**PROBLEM TO SOLVE**
Print the stretch of entries from the line containing "macd-histogram [13,263,851,300]" through the line containing "close-button[interactable] [914,5,930,19]", both included, copying each line exactly as it stands.
━━ INPUT
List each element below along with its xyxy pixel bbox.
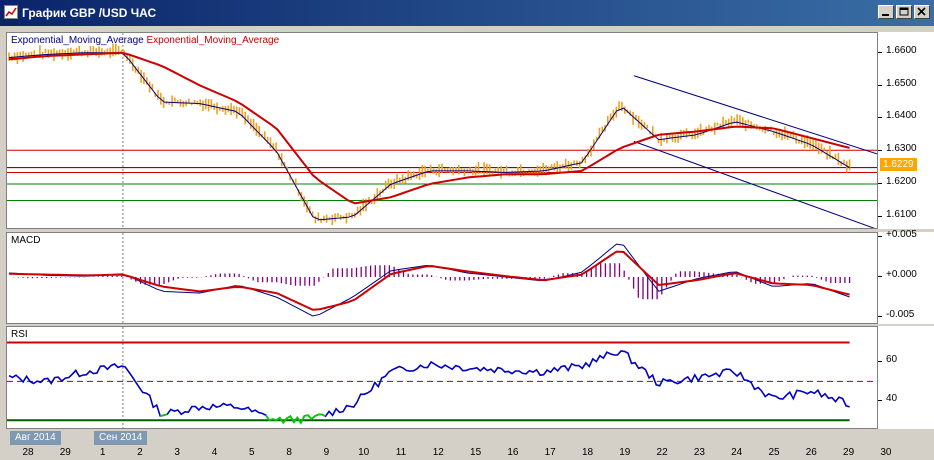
macd-histogram [13,263,851,300]
rsi-chart [7,327,877,428]
day-label: 30 [880,447,892,458]
scale-tick-label: 1.6600 [886,44,917,56]
day-label: 3 [174,447,180,458]
scale-tick-mark [878,276,882,277]
macd-signal-line [8,250,850,311]
ema-slow-line [8,51,850,205]
rsi-oversold-segment [160,413,168,417]
scale-tick-mark [878,51,882,53]
month-label-aug: Авг 2014 [10,431,61,445]
scale-tick-label: +0.005 [886,229,917,240]
time-axis: Авг 2014 Сен 2014 28 29 1 2 3 4 5 8 9 10 11 12 15 16 1… [6,430,891,460]
scale-tick-label: 1.6400 [886,110,917,122]
macd-pane[interactable]: MACD [6,232,878,324]
rsi-oversold-segment [265,413,326,425]
day-label: 23 [693,447,705,458]
scale-tick-label: 40 [886,392,898,404]
day-label: 19 [619,447,631,458]
scale-tick-label: 60 [886,353,898,365]
day-label: 18 [581,447,594,458]
close-icon [917,7,926,16]
scale-tick-mark [878,84,882,86]
scale-tick-mark [878,316,882,317]
rsi-label: RSI [11,329,28,340]
day-label: 8 [286,447,292,458]
price-bars [8,43,851,226]
close-button[interactable] [914,5,930,19]
chart-legend: Exponential_Moving_Average Exponential_M… [11,35,279,46]
day-label: 1 [99,447,106,458]
day-label: 15 [470,447,482,458]
maximize-button[interactable] [896,5,912,19]
rsi-pane[interactable]: RSI [6,326,878,429]
day-label: 16 [507,447,519,458]
minimize-icon [882,14,889,16]
channel-line [633,75,877,155]
scale-tick-mark [878,183,882,185]
scale-tick-mark [878,360,882,362]
day-label: 17 [544,447,556,458]
minimize-button[interactable] [878,5,894,19]
price-chart-pane[interactable]: Exponential_Moving_Average Exponential_M… [6,32,878,229]
scale-tick-label: 1.6200 [886,176,917,188]
scale-tick-label: 1.6500 [886,77,917,89]
scale-tick-mark [878,150,882,152]
day-label: 29 [59,447,71,458]
ema-fast-line [8,52,850,221]
legend-ema-slow: Exponential_Moving_Average [146,35,280,46]
scale-tick-label: 1.6100 [886,208,917,220]
price-chart [7,33,877,228]
day-label: 5 [249,447,255,458]
day-label: 4 [211,447,218,458]
day-label: 24 [731,447,743,458]
day-label: 22 [656,447,668,458]
scale-tick-mark [878,117,882,119]
scale-tick-label: 1.6300 [886,143,917,155]
window-title: График GBP /USD ЧАС [22,6,157,20]
macd-label: MACD [11,235,41,246]
scale-tick-mark [878,215,882,217]
day-label: 9 [323,447,330,458]
chart-app-icon [4,5,18,19]
rsi-line [8,350,850,425]
day-label: 11 [395,447,407,458]
macd-scale: +0.005 +0.000 -0.005 [878,229,934,324]
month-label-sep: Сен 2014 [94,431,148,445]
scale-tick-mark [878,236,882,237]
macd-line [8,243,850,317]
day-label: 10 [358,447,370,458]
legend-ema-fast: Exponential_Moving_Average [11,35,144,46]
scale-tick-label: -0.005 [886,309,915,320]
day-label: 12 [432,447,444,458]
scale-tick-mark [878,399,882,401]
day-label: 2 [137,447,143,458]
last-price-badge: 1.6229 [880,158,917,171]
window-titlebar[interactable]: График GBP /USD ЧАС [0,0,934,26]
macd-chart [8,233,851,323]
scale-tick-label: +0.000 [886,269,917,280]
maximize-icon [899,7,909,16]
day-label: 25 [768,447,780,458]
rsi-scale: 60 40 [878,326,934,429]
price-scale: 1.6600 1.6500 1.6400 1.6300 1.6200 1.6100 [878,32,934,229]
day-label: 29 [843,447,855,458]
day-label: 26 [805,447,817,458]
channel-line [633,140,875,228]
day-label: 28 [22,447,34,458]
━━━━
**RESPONSE FOR THIS EXERCISE**
macd-histogram [13,263,851,300]
rsi-chart [7,327,877,428]
day-label: 30 [880,447,892,458]
scale-tick-label: 1.6600 [886,44,917,56]
day-label: 3 [174,447,180,458]
scale-tick-mark [878,276,882,277]
macd-signal-line [8,250,850,311]
ema-slow-line [8,51,850,205]
rsi-oversold-segment [160,413,168,417]
scale-tick-mark [878,51,882,53]
month-label-aug: Авг 2014 [10,431,61,445]
scale-tick-label: +0.005 [886,229,917,240]
time-axis: Авг 2014 Сен 2014 28 29 1 2 3 4 5 8 9 10 11 12 15 16 1… [6,430,891,460]
scale-tick-label: 1.6400 [886,110,917,122]
macd-pane[interactable]: MACD [6,232,878,324]
rsi-oversold-segment [265,413,326,425]
day-label: 23 [693,447,705,458]
scale-tick-label: 40 [886,392,898,404]
day-label: 19 [619,447,631,458]
scale-tick-label: 60 [886,353,898,365]
day-label: 18 [581,447,594,458]
close-icon [917,7,926,16]
scale-tick-mark [878,84,882,86]
scale-tick-mark [878,316,882,317]
rsi-label: RSI [11,329,28,340]
day-label: 8 [286,447,292,458]
price-bars [8,43,851,226]
close-button[interactable] [914,5,930,19]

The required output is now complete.